Tally up the lines carrying the string "JSON" and respond with only the resulting number.

-=-=-=-=-

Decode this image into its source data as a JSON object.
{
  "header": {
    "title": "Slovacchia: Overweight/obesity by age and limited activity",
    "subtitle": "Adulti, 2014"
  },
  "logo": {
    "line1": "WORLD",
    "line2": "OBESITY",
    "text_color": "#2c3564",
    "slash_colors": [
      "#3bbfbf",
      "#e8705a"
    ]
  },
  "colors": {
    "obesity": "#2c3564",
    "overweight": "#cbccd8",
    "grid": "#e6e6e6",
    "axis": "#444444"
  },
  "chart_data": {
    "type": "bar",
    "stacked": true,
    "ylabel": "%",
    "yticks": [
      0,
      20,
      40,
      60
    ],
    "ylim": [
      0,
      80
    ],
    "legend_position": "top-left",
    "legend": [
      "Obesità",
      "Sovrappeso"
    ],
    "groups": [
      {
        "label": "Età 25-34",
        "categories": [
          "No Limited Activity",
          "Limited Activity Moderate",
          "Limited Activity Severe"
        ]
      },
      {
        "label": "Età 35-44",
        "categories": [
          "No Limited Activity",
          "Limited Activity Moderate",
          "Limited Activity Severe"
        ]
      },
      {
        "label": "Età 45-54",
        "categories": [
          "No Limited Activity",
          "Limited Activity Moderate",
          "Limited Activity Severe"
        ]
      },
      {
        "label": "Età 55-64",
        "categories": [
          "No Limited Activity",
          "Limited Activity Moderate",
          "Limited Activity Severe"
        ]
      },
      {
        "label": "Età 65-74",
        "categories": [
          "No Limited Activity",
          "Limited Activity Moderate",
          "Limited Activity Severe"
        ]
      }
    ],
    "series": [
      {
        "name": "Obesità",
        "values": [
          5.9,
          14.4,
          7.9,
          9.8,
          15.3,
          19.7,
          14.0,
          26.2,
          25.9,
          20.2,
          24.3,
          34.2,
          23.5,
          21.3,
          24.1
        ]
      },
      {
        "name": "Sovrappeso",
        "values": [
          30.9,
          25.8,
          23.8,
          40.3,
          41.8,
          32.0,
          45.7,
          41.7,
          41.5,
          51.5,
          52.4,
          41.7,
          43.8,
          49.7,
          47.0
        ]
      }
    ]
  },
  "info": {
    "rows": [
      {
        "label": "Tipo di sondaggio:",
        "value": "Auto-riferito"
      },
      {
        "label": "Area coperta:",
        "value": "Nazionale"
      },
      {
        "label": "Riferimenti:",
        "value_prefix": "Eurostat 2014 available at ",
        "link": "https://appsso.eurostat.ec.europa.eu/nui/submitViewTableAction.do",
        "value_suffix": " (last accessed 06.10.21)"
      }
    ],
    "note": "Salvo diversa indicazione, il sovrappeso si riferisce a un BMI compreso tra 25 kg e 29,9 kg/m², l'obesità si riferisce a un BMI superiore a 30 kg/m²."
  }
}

-=-=-=-=-

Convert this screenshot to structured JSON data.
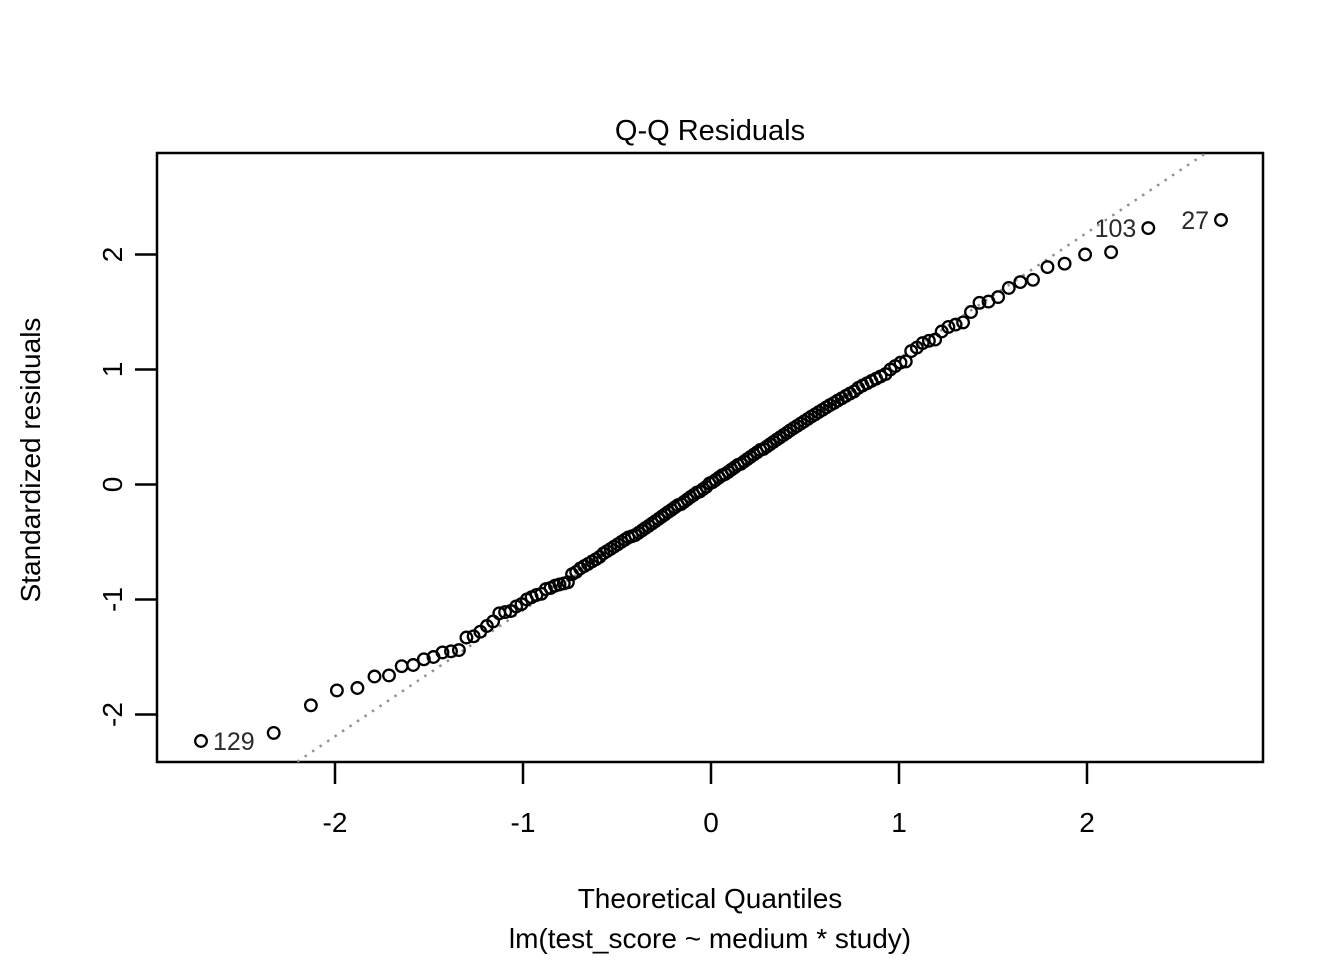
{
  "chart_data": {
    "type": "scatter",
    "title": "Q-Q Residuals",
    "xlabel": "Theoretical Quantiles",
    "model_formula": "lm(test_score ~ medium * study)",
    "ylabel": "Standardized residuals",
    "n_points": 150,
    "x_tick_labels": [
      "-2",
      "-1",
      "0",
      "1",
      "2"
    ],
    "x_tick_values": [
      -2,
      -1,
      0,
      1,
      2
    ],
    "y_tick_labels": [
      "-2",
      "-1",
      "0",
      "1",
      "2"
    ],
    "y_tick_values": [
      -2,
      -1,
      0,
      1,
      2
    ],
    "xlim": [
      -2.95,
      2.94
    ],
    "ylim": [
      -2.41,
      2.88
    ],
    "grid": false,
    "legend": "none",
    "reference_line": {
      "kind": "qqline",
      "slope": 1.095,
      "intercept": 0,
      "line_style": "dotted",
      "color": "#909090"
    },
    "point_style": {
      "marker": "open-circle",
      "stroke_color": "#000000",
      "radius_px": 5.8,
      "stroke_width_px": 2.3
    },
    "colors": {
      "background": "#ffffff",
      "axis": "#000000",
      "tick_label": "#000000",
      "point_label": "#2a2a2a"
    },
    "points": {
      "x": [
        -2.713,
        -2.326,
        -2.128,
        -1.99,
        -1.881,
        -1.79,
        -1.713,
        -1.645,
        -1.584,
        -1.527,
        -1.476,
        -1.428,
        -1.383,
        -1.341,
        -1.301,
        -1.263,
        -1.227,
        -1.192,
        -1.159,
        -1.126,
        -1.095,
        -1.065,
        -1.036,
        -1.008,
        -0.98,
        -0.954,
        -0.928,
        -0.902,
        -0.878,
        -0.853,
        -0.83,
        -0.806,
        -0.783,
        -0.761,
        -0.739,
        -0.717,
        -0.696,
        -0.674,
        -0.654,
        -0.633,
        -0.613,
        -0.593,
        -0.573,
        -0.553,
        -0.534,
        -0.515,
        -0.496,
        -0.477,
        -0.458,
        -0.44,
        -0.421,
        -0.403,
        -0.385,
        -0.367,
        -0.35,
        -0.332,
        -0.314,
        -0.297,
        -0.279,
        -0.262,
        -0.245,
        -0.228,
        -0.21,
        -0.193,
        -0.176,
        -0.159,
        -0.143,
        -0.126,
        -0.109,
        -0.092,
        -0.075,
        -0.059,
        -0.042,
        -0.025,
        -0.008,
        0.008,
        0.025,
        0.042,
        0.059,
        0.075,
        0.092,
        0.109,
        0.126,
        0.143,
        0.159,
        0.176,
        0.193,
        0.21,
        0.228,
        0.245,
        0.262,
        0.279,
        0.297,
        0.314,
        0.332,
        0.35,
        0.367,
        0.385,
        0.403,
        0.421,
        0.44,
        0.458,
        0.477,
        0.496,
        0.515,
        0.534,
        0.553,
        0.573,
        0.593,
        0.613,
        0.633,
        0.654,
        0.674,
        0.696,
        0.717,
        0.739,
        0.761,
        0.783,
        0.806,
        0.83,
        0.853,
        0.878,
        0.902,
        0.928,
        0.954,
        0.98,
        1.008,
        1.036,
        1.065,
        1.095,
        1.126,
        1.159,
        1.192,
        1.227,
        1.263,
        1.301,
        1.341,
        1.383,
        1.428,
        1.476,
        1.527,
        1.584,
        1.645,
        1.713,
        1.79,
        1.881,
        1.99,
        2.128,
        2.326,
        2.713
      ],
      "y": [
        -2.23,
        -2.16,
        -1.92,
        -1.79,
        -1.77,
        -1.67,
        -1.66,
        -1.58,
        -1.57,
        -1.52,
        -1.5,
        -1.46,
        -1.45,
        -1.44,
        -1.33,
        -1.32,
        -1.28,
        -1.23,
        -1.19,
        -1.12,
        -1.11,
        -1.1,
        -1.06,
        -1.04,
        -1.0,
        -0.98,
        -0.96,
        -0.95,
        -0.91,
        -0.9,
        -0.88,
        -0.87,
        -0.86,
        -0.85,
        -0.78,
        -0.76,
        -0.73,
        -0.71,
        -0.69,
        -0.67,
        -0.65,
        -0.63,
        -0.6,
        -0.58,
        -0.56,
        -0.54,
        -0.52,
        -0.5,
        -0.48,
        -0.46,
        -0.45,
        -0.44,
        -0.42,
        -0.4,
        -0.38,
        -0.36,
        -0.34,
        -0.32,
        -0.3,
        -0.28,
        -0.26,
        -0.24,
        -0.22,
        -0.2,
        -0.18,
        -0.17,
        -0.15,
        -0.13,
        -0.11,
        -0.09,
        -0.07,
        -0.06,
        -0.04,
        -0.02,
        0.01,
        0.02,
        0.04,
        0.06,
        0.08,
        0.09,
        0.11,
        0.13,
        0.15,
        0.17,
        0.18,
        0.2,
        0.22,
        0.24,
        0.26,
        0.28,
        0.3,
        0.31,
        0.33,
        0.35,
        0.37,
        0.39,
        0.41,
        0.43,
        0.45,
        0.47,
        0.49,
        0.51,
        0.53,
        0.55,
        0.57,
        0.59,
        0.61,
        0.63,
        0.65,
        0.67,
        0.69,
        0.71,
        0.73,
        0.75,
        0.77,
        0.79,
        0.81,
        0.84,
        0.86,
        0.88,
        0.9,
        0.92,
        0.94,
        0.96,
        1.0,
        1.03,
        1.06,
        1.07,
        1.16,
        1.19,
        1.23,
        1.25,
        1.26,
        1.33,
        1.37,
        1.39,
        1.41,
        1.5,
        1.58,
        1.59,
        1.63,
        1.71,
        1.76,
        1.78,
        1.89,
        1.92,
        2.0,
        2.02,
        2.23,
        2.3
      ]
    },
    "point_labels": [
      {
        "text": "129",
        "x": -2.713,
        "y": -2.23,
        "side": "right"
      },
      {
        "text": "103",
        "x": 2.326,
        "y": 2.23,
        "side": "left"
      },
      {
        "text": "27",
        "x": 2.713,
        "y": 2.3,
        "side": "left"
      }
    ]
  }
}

-=-=-=-=-

**FULL OUTPUT**:
2